## What the exercise asks
Find the lines with the string "this" and return them.

## Input
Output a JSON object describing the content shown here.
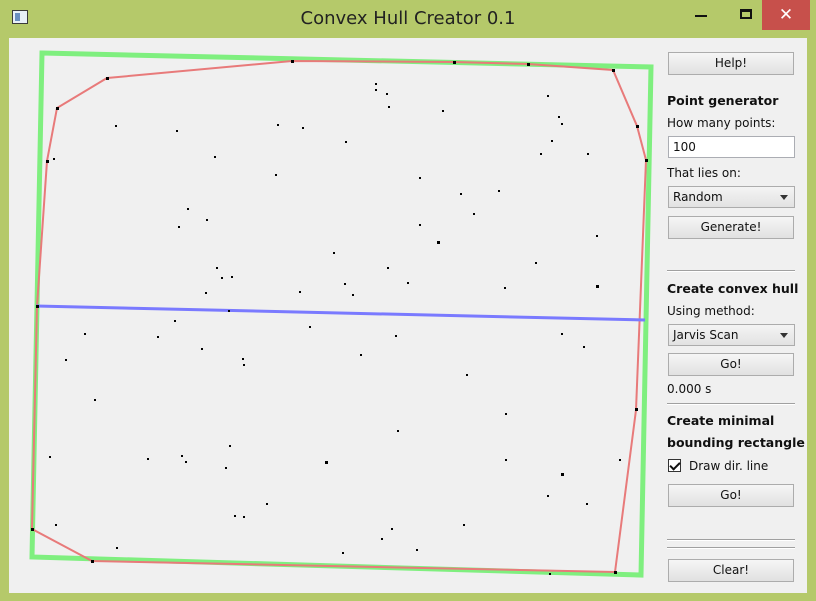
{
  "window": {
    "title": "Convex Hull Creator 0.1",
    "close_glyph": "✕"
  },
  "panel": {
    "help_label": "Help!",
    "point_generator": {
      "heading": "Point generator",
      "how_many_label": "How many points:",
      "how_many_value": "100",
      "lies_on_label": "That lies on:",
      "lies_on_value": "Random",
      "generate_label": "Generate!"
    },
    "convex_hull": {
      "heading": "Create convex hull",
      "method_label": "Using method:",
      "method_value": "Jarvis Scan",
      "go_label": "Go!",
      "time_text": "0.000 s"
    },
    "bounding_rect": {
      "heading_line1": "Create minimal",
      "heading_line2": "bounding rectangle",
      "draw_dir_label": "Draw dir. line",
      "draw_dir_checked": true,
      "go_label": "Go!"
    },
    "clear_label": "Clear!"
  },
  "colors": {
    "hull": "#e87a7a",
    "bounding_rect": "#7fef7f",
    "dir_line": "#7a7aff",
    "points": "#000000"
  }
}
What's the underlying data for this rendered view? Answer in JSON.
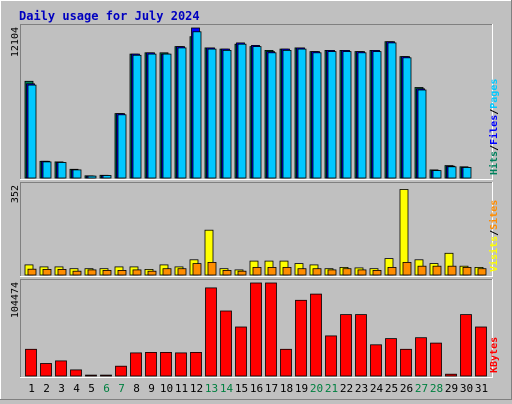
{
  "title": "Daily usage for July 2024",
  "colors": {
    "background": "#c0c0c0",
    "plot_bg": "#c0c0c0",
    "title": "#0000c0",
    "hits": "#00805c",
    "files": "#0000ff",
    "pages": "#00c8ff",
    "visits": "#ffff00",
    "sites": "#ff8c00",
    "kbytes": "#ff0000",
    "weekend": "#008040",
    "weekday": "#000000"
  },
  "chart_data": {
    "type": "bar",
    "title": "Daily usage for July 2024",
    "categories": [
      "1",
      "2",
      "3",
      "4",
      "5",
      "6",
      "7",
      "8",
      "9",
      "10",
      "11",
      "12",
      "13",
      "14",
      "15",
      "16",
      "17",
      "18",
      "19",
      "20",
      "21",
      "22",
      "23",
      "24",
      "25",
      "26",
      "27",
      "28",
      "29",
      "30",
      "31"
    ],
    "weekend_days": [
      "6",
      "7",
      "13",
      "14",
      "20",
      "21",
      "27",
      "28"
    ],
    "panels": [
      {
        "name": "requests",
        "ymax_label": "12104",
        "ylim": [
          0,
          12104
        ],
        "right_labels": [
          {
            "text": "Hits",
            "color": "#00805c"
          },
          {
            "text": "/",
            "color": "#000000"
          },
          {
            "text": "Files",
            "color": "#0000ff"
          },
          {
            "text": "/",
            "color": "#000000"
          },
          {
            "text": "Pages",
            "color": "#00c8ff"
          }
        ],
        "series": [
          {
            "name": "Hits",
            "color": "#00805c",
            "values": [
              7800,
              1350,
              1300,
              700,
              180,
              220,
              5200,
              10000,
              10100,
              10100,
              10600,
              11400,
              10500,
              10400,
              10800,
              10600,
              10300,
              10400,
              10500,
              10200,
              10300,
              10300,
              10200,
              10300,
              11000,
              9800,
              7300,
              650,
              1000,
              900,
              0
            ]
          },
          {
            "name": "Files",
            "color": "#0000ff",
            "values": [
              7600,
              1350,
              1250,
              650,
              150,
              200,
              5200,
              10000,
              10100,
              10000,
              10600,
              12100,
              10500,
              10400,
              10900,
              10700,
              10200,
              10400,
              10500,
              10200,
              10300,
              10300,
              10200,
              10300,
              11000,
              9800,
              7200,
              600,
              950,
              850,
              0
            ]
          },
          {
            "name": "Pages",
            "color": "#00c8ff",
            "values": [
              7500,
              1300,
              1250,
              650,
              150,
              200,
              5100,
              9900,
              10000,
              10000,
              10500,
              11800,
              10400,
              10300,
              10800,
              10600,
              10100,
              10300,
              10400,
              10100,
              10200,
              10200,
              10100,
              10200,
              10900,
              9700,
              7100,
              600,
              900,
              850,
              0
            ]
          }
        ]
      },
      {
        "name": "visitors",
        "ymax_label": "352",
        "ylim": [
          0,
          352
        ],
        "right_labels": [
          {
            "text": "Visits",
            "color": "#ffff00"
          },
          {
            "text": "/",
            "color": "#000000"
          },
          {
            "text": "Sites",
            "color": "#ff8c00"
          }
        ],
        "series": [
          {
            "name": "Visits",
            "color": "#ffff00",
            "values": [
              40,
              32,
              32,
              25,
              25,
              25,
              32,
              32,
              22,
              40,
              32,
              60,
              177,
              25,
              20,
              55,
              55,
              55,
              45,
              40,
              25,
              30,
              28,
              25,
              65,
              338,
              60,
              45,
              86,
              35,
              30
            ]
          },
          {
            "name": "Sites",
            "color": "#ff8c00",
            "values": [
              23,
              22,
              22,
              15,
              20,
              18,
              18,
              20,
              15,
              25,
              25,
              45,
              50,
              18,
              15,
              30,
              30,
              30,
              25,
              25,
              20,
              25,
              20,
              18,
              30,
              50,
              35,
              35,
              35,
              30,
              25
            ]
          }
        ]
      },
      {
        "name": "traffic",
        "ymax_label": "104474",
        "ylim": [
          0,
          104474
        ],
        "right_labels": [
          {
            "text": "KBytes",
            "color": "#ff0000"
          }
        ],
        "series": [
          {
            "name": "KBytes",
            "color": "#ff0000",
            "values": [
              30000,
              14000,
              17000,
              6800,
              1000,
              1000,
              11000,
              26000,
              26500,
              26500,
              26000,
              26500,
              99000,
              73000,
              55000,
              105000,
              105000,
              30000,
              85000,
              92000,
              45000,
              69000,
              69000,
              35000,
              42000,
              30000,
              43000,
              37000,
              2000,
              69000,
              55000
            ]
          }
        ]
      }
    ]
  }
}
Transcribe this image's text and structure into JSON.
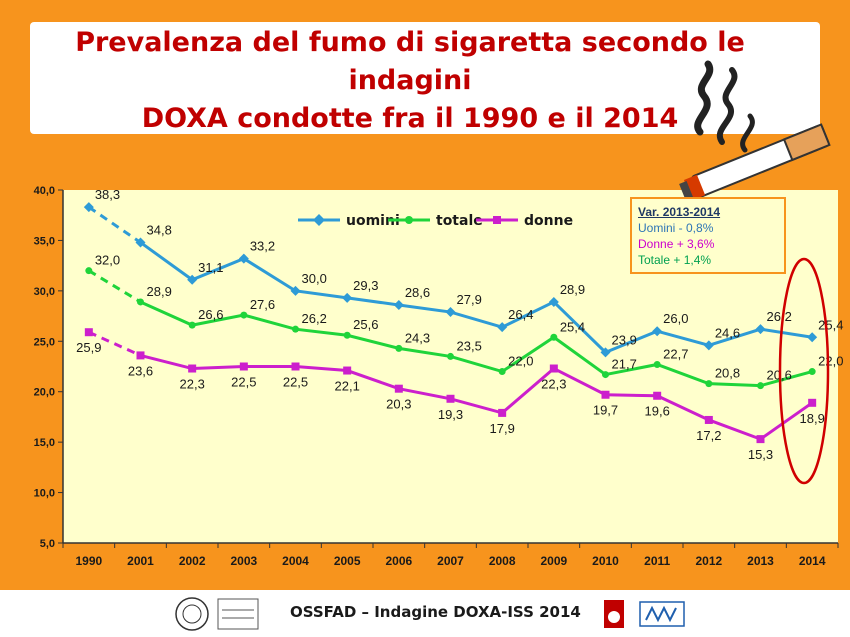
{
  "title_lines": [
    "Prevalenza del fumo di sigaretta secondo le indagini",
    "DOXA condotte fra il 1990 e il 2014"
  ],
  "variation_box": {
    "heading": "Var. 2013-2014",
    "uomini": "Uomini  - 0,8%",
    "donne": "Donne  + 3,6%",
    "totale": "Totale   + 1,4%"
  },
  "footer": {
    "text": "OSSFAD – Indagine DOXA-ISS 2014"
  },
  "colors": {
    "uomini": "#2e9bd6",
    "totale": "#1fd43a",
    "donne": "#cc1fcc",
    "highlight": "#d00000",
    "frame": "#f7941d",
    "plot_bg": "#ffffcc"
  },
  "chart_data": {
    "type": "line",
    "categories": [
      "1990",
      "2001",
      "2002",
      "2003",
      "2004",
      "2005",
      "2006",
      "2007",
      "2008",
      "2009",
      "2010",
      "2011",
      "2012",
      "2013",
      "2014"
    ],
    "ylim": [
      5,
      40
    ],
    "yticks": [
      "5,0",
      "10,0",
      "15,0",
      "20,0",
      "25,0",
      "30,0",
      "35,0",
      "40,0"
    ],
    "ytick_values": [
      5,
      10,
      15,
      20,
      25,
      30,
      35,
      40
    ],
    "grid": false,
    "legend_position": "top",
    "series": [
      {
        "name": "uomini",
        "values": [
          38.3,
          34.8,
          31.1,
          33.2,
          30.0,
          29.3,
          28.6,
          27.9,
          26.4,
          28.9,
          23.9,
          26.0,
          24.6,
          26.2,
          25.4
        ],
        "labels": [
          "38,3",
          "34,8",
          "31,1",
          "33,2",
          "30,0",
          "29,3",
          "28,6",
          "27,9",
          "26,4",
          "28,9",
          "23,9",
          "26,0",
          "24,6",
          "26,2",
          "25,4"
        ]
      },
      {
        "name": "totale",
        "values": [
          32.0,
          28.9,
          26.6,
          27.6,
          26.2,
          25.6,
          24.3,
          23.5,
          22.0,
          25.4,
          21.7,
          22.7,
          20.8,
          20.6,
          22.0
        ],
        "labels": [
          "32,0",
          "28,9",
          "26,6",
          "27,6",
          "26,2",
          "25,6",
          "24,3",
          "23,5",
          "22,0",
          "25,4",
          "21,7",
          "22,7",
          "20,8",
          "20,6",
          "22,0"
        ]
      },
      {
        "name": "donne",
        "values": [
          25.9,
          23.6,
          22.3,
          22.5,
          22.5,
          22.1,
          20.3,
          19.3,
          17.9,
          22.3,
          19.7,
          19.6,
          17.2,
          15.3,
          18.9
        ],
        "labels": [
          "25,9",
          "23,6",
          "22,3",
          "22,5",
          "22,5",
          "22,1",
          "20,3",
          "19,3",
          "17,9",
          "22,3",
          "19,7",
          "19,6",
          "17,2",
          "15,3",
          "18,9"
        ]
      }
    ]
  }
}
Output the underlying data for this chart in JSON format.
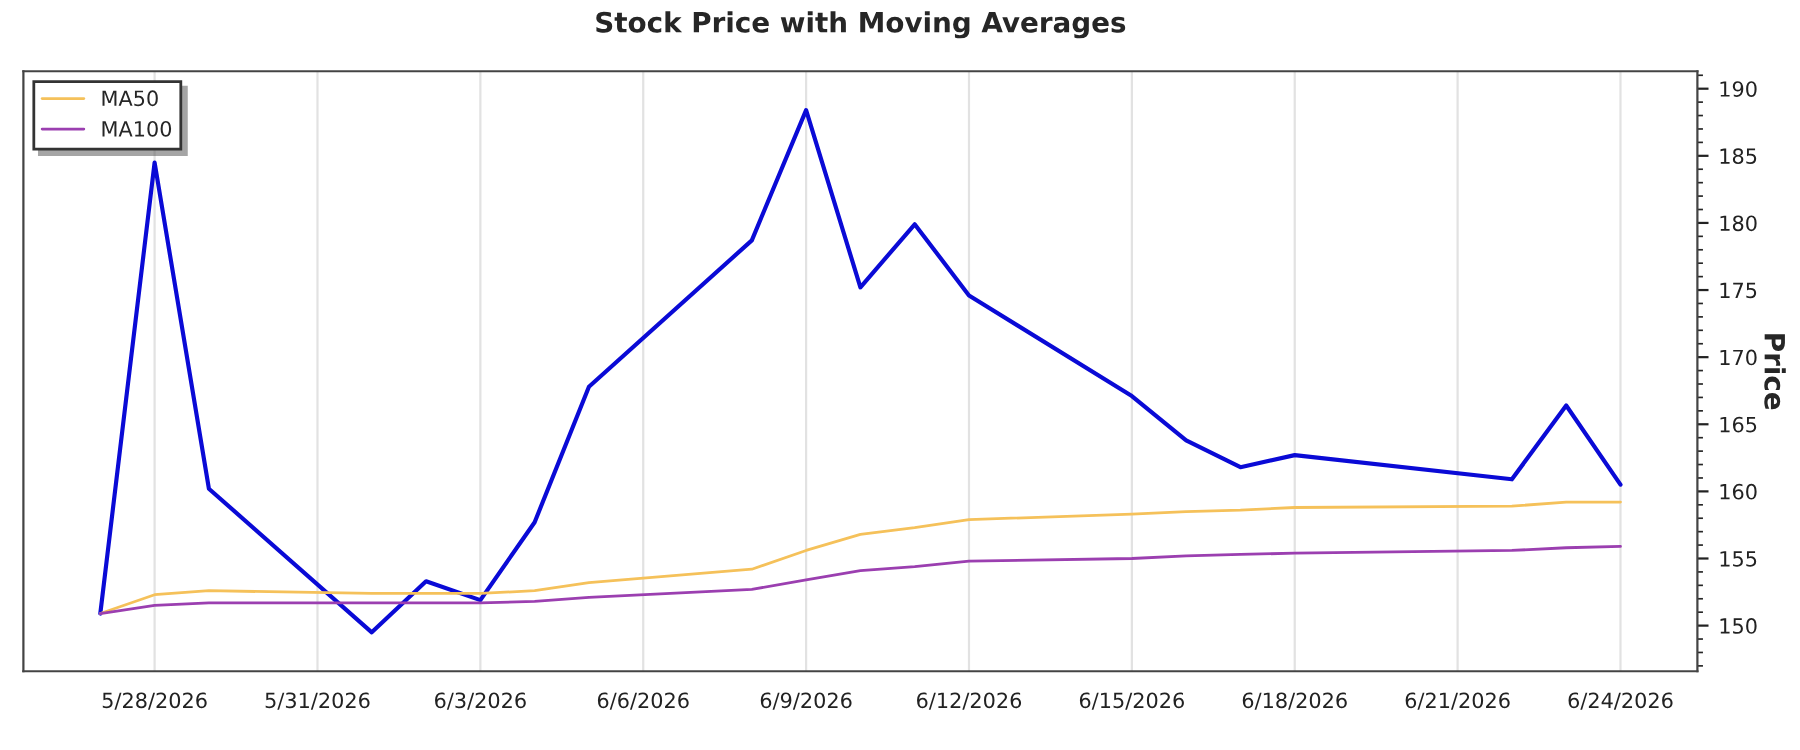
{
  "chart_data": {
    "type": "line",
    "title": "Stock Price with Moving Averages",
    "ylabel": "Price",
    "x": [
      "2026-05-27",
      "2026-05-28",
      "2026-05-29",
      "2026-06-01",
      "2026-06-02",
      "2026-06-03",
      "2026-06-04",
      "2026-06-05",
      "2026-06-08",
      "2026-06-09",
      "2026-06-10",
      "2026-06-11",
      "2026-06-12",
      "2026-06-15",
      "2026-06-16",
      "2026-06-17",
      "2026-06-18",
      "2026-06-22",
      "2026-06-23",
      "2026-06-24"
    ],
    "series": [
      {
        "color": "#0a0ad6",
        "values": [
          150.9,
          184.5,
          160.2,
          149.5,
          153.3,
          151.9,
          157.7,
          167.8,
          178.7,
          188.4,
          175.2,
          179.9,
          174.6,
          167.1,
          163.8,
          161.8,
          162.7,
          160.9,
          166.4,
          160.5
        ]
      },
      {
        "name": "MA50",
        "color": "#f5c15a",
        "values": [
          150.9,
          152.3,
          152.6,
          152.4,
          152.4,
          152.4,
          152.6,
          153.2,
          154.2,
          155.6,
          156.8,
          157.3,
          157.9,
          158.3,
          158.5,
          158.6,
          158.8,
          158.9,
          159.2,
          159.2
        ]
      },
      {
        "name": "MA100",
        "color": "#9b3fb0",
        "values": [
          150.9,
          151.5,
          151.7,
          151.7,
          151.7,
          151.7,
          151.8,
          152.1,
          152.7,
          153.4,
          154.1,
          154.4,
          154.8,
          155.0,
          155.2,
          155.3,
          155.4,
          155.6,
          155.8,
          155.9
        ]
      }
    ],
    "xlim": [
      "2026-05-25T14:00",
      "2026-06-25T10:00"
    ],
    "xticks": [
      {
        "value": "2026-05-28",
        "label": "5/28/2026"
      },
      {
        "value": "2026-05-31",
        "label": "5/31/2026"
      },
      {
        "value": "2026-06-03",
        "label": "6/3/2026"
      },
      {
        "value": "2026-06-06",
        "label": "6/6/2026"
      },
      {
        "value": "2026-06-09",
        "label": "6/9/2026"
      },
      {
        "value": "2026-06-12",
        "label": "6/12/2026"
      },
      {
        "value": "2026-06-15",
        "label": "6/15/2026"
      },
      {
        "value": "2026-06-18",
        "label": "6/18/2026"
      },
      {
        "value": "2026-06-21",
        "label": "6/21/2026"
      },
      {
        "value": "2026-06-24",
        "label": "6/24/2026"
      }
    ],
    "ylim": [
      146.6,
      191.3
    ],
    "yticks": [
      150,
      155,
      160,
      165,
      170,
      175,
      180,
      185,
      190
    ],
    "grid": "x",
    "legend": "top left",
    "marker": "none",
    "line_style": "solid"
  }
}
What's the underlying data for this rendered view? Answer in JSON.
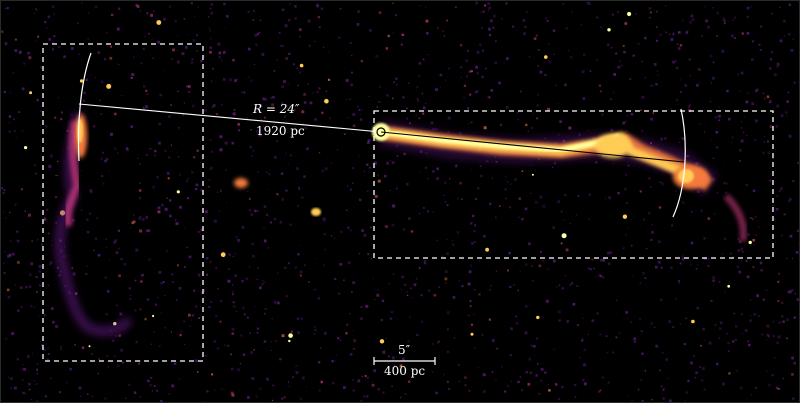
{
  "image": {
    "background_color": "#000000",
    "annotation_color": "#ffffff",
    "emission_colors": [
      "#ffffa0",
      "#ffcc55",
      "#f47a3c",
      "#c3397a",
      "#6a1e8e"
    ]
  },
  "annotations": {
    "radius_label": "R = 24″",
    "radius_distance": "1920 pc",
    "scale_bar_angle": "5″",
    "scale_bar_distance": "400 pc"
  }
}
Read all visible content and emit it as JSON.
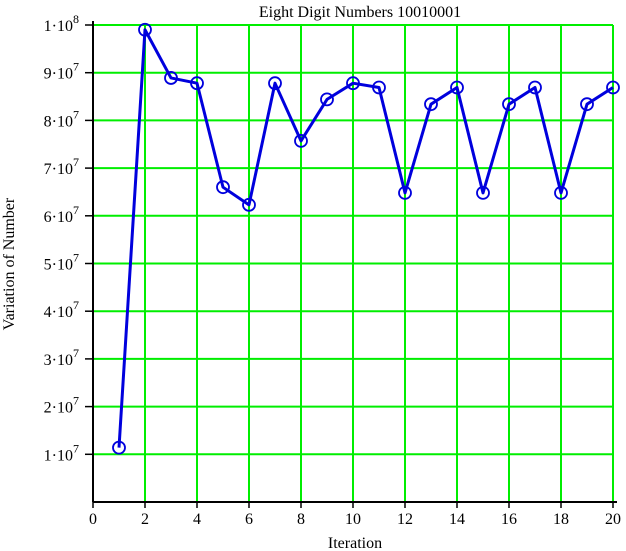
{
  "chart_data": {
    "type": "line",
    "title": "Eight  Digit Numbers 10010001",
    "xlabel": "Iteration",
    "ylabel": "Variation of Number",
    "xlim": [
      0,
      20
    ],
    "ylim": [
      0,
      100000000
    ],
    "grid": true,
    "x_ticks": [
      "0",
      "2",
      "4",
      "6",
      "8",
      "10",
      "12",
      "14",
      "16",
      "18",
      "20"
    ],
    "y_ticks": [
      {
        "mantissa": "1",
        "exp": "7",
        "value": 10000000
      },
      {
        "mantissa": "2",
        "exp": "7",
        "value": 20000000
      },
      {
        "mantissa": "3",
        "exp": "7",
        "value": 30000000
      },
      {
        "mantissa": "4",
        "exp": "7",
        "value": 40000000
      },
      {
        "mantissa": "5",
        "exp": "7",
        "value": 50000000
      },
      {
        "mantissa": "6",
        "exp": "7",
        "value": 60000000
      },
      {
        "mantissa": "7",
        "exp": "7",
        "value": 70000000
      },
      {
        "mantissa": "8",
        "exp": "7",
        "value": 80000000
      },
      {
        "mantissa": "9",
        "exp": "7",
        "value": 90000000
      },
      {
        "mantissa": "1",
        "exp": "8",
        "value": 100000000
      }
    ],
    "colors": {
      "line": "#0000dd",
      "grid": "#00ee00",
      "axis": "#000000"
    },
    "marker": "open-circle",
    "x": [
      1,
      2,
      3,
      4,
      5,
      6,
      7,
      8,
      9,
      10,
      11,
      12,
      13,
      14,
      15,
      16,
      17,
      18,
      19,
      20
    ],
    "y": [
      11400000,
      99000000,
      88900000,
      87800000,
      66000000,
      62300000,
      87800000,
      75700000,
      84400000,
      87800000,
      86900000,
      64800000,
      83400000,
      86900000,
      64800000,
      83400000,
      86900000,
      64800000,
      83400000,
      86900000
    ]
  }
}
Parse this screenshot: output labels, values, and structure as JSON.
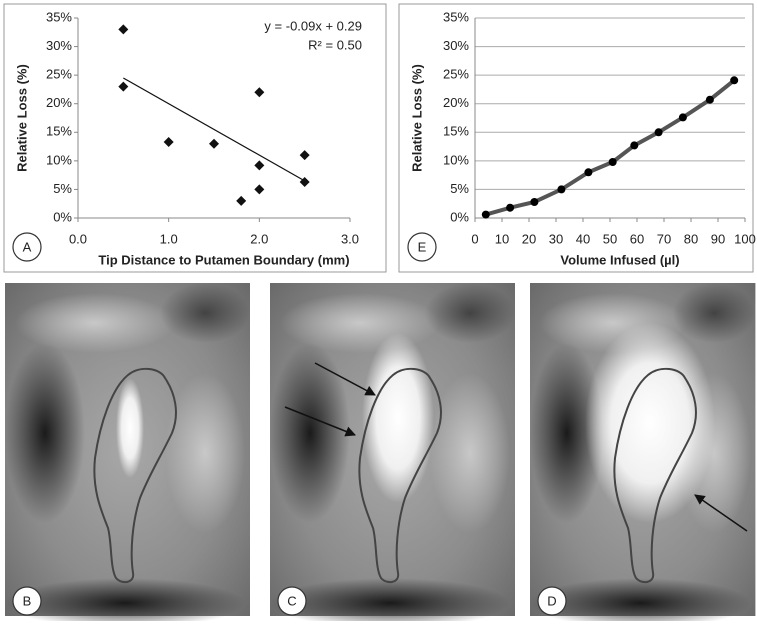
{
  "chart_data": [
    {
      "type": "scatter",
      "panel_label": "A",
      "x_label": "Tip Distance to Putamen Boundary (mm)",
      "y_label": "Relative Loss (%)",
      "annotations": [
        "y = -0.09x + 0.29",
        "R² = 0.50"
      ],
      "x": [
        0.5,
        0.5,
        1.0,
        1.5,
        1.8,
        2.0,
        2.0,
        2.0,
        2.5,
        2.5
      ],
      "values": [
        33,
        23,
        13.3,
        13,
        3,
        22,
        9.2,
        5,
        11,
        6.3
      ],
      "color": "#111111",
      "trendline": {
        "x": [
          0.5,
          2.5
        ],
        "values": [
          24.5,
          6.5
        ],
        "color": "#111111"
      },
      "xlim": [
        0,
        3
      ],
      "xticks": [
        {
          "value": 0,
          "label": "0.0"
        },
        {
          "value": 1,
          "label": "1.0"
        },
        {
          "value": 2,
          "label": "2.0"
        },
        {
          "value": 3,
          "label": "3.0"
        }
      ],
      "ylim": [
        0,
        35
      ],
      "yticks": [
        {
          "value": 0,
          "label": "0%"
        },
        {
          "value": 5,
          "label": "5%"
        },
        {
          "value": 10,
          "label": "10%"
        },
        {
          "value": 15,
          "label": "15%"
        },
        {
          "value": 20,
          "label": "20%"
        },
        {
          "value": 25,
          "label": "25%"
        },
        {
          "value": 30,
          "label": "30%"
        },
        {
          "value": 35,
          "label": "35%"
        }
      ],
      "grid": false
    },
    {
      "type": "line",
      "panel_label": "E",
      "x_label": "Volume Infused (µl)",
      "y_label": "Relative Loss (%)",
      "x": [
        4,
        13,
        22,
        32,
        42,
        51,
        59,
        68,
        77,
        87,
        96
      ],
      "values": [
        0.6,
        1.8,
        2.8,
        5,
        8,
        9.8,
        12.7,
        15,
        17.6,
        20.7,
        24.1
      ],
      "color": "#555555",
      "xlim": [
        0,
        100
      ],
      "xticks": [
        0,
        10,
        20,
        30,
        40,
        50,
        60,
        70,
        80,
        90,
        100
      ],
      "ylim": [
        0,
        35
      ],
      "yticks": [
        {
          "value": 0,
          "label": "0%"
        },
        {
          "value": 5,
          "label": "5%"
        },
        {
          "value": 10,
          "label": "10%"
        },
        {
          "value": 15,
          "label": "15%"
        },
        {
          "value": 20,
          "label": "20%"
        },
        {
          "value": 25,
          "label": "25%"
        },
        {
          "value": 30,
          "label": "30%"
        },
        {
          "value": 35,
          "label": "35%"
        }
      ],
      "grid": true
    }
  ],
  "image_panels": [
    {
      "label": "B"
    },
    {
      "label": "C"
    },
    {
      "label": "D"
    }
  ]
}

## Exercise solution
What's the underlying data for this rendered view? Answer in JSON.
Transcribe this image's text and structure into JSON.
Output the underlying data for this chart in JSON format.
What's the underlying data for this rendered view? Answer in JSON.
Parse this screenshot: output labels, values, and structure as JSON.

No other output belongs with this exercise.